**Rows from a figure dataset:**
• • • •
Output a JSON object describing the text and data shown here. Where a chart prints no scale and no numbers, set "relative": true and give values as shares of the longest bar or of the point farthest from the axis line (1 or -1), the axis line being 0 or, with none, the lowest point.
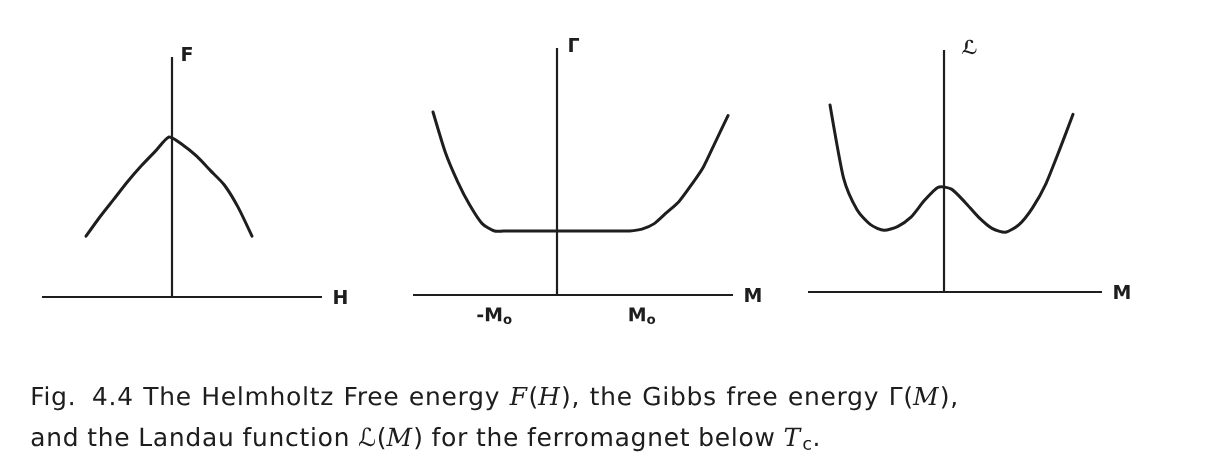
{
  "chart_data": [
    {
      "type": "line",
      "xlabel": "H",
      "ylabel": "F",
      "categories": [
        null,
        null,
        null,
        null,
        null,
        null,
        null,
        null,
        null,
        null,
        null,
        null,
        null
      ],
      "values": [
        0.38,
        0.5,
        0.61,
        0.72,
        0.82,
        0.91,
        1,
        0.95,
        0.88,
        0.79,
        0.7,
        0.56,
        0.38
      ],
      "color": "#1e1e1e",
      "relative": true,
      "annotations": [
        "Fig. 4.4 The Helmholtz Free energy *F*(*H*), the Gibbs free energy Γ(*M*), and the Landau function ℒ(*M*) for the ferromagnet below *T*$_{c}$."
      ]
    },
    {
      "type": "line",
      "xlabel": "M",
      "ylabel": "Γ",
      "categories": [
        null,
        null,
        null,
        null,
        null,
        "-M$_{o}$",
        null,
        null,
        null,
        null,
        null,
        null,
        null,
        null,
        null,
        null,
        null,
        "M$_{o}$",
        null,
        null,
        null,
        null,
        null,
        null,
        null
      ],
      "values": [
        1,
        0.78,
        0.62,
        0.49,
        0.39,
        0.35,
        0.35,
        0.35,
        0.35,
        0.35,
        0.35,
        0.35,
        0.35,
        0.35,
        0.35,
        0.35,
        0.35,
        0.36,
        0.39,
        0.45,
        0.51,
        0.6,
        0.7,
        0.84,
        0.98
      ],
      "color": "#1e1e1e",
      "relative": true
    },
    {
      "type": "line",
      "xlabel": "M",
      "ylabel": "ℒ",
      "categories": [
        null,
        null,
        null,
        null,
        null,
        null,
        null,
        null,
        null,
        null,
        null,
        null,
        null,
        null,
        null,
        null,
        null,
        null,
        null
      ],
      "values": [
        1,
        0.61,
        0.44,
        0.36,
        0.33,
        0.35,
        0.4,
        0.49,
        0.56,
        0.55,
        0.48,
        0.4,
        0.34,
        0.32,
        0.36,
        0.45,
        0.58,
        0.76,
        0.95
      ],
      "color": "#1e1e1e",
      "relative": true
    }
  ]
}
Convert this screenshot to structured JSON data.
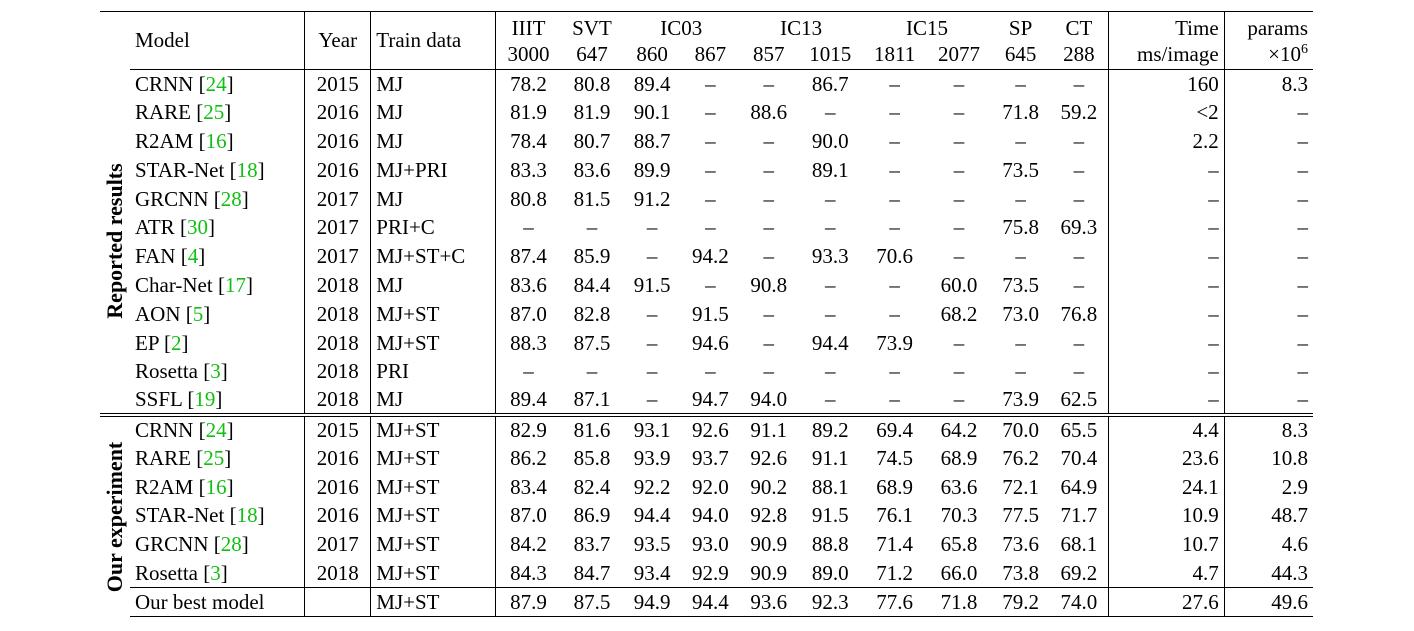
{
  "header": {
    "model": "Model",
    "year": "Year",
    "train": "Train data",
    "datasets": [
      {
        "name": "IIIT",
        "subs": [
          "3000"
        ]
      },
      {
        "name": "SVT",
        "subs": [
          "647"
        ]
      },
      {
        "name": "IC03",
        "subs": [
          "860",
          "867"
        ]
      },
      {
        "name": "IC13",
        "subs": [
          "857",
          "1015"
        ]
      },
      {
        "name": "IC15",
        "subs": [
          "1811",
          "2077"
        ]
      },
      {
        "name": "SP",
        "subs": [
          "645"
        ]
      },
      {
        "name": "CT",
        "subs": [
          "288"
        ]
      }
    ],
    "time_top": "Time",
    "time_bottom": "ms/image",
    "params_top": "params",
    "params_bottom": "×10",
    "params_exp": "6"
  },
  "groups": [
    {
      "label": "Reported results",
      "rows": [
        {
          "name": "CRNN",
          "ref": "24",
          "year": "2015",
          "train": "MJ",
          "scores": [
            "78.2",
            "80.8",
            "89.4",
            "–",
            "–",
            "86.7",
            "–",
            "–",
            "–",
            "–"
          ],
          "bold": [],
          "time": "160",
          "params": "8.3"
        },
        {
          "name": "RARE",
          "ref": "25",
          "year": "2016",
          "train": "MJ",
          "scores": [
            "81.9",
            "81.9",
            "90.1",
            "–",
            "88.6",
            "–",
            "–",
            "–",
            "71.8",
            "59.2"
          ],
          "bold": [],
          "time": "<2",
          "params": "–"
        },
        {
          "name": "R2AM",
          "ref": "16",
          "year": "2016",
          "train": "MJ",
          "scores": [
            "78.4",
            "80.7",
            "88.7",
            "–",
            "–",
            "90.0",
            "–",
            "–",
            "–",
            "–"
          ],
          "bold": [],
          "time": "2.2",
          "params": "–"
        },
        {
          "name": "STAR-Net",
          "ref": "18",
          "year": "2016",
          "train": "MJ+PRI",
          "scores": [
            "83.3",
            "83.6",
            "89.9",
            "–",
            "–",
            "89.1",
            "–",
            "–",
            "73.5",
            "–"
          ],
          "bold": [],
          "time": "–",
          "params": "–"
        },
        {
          "name": "GRCNN",
          "ref": "28",
          "year": "2017",
          "train": "MJ",
          "scores": [
            "80.8",
            "81.5",
            "91.2",
            "–",
            "–",
            "–",
            "–",
            "–",
            "–",
            "–"
          ],
          "bold": [],
          "time": "–",
          "params": "–"
        },
        {
          "name": "ATR",
          "ref": "30",
          "year": "2017",
          "train": "PRI+C",
          "scores": [
            "–",
            "–",
            "–",
            "–",
            "–",
            "–",
            "–",
            "–",
            "75.8",
            "69.3"
          ],
          "bold": [
            8
          ],
          "time": "–",
          "params": "–"
        },
        {
          "name": "FAN",
          "ref": "4",
          "year": "2017",
          "train": "MJ+ST+C",
          "scores": [
            "87.4",
            "85.9",
            "–",
            "94.2",
            "–",
            "93.3",
            "70.6",
            "–",
            "–",
            "–"
          ],
          "bold": [],
          "time": "–",
          "params": "–"
        },
        {
          "name": "Char-Net",
          "ref": "17",
          "year": "2018",
          "train": "MJ",
          "scores": [
            "83.6",
            "84.4",
            "91.5",
            "–",
            "90.8",
            "–",
            "–",
            "60.0",
            "73.5",
            "–"
          ],
          "bold": [
            2
          ],
          "time": "–",
          "params": "–"
        },
        {
          "name": "AON",
          "ref": "5",
          "year": "2018",
          "train": "MJ+ST",
          "scores": [
            "87.0",
            "82.8",
            "–",
            "91.5",
            "–",
            "–",
            "–",
            "68.2",
            "73.0",
            "76.8"
          ],
          "bold": [
            7,
            9
          ],
          "time": "–",
          "params": "–"
        },
        {
          "name": "EP",
          "ref": "2",
          "year": "2018",
          "train": "MJ+ST",
          "scores": [
            "88.3",
            "87.5",
            "–",
            "94.6",
            "–",
            "94.4",
            "73.9",
            "–",
            "–",
            "–"
          ],
          "bold": [
            1,
            5,
            6
          ],
          "time": "–",
          "params": "–"
        },
        {
          "name": "Rosetta",
          "ref": "3",
          "year": "2018",
          "train": "PRI",
          "scores": [
            "–",
            "–",
            "–",
            "–",
            "–",
            "–",
            "–",
            "–",
            "–",
            "–"
          ],
          "bold": [],
          "time": "–",
          "params": "–"
        },
        {
          "name": "SSFL",
          "ref": "19",
          "year": "2018",
          "train": "MJ",
          "scores": [
            "89.4",
            "87.1",
            "–",
            "94.7",
            "94.0",
            "–",
            "–",
            "–",
            "73.9",
            "62.5"
          ],
          "bold": [
            0,
            3,
            4
          ],
          "time": "–",
          "params": "–"
        }
      ]
    },
    {
      "label": "Our experiment",
      "rows": [
        {
          "name": "CRNN",
          "ref": "24",
          "year": "2015",
          "train": "MJ+ST",
          "scores": [
            "82.9",
            "81.6",
            "93.1",
            "92.6",
            "91.1",
            "89.2",
            "69.4",
            "64.2",
            "70.0",
            "65.5"
          ],
          "bold": [],
          "time": "4.4",
          "params": "8.3"
        },
        {
          "name": "RARE",
          "ref": "25",
          "year": "2016",
          "train": "MJ+ST",
          "scores": [
            "86.2",
            "85.8",
            "93.9",
            "93.7",
            "92.6",
            "91.1",
            "74.5",
            "68.9",
            "76.2",
            "70.4"
          ],
          "bold": [],
          "time": "23.6",
          "params": "10.8"
        },
        {
          "name": "R2AM",
          "ref": "16",
          "year": "2016",
          "train": "MJ+ST",
          "scores": [
            "83.4",
            "82.4",
            "92.2",
            "92.0",
            "90.2",
            "88.1",
            "68.9",
            "63.6",
            "72.1",
            "64.9"
          ],
          "bold": [],
          "time": "24.1",
          "params": "2.9"
        },
        {
          "name": "STAR-Net",
          "ref": "18",
          "year": "2016",
          "train": "MJ+ST",
          "scores": [
            "87.0",
            "86.9",
            "94.4",
            "94.0",
            "92.8",
            "91.5",
            "76.1",
            "70.3",
            "77.5",
            "71.7"
          ],
          "bold": [],
          "time": "10.9",
          "params": "48.7"
        },
        {
          "name": "GRCNN",
          "ref": "28",
          "year": "2017",
          "train": "MJ+ST",
          "scores": [
            "84.2",
            "83.7",
            "93.5",
            "93.0",
            "90.9",
            "88.8",
            "71.4",
            "65.8",
            "73.6",
            "68.1"
          ],
          "bold": [],
          "time": "10.7",
          "params": "4.6"
        },
        {
          "name": "Rosetta",
          "ref": "3",
          "year": "2018",
          "train": "MJ+ST",
          "scores": [
            "84.3",
            "84.7",
            "93.4",
            "92.9",
            "90.9",
            "89.0",
            "71.2",
            "66.0",
            "73.8",
            "69.2"
          ],
          "bold": [],
          "time": "4.7",
          "params": "44.3"
        },
        {
          "name": "Our best model",
          "ref": "",
          "year": "",
          "train": "MJ+ST",
          "scores": [
            "87.9",
            "87.5",
            "94.9",
            "94.4",
            "93.6",
            "92.3",
            "77.6",
            "71.8",
            "79.2",
            "74.0"
          ],
          "bold": [
            0,
            1,
            2,
            3,
            4,
            5,
            6,
            7,
            8,
            9
          ],
          "time": "27.6",
          "params": "49.6",
          "best": true
        }
      ]
    }
  ]
}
• • • •
**STATED PROBLEM:**
Note each line of the entries that has "true" in it, and copy those lines.

**EXPECTED ANSWER:**
Output a JSON object describing the text and data shown here. Where a chart prints no scale and no numbers, set "relative": true and give values as shares of the longest bar or of the point farthest from the axis line (1 or -1), the axis line being 0 or, with none, the lowest point.
      "relative": true,
      "relative": true
      "relative": true
          "best": true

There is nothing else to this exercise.